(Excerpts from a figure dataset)
_____
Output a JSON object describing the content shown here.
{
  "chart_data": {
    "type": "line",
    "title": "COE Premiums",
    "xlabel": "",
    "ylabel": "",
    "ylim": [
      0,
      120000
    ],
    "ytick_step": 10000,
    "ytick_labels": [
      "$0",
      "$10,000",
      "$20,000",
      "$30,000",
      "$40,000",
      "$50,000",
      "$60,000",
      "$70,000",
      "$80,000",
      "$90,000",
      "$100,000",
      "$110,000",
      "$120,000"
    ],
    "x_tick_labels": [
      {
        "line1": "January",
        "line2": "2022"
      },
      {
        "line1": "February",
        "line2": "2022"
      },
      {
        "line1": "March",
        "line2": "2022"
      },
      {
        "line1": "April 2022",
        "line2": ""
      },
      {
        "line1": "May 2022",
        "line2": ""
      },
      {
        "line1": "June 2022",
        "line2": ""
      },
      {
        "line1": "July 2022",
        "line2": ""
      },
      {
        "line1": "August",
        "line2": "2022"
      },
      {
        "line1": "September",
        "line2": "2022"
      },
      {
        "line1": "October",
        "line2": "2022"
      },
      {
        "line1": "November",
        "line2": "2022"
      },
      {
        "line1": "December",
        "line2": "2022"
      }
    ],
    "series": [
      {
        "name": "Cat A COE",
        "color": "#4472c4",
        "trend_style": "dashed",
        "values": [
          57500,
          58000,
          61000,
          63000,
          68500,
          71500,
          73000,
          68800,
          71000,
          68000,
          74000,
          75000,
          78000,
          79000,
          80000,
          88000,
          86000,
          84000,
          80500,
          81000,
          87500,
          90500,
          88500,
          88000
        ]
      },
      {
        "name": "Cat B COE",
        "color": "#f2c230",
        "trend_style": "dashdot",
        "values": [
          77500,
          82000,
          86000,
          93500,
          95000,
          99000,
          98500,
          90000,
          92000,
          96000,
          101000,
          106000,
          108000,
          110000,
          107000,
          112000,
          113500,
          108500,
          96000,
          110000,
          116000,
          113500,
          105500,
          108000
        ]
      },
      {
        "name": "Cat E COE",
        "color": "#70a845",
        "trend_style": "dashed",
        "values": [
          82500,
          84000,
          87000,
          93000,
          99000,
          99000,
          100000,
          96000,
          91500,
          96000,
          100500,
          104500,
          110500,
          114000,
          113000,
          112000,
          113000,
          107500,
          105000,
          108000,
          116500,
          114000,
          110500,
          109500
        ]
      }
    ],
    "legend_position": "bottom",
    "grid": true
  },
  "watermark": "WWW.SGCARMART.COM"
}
_____
## Exercise description
From the data above, copy each line that has the string "color".

## Output of the task
        "color": "#4472c4",
        "color": "#f2c230",
        "color": "#70a845",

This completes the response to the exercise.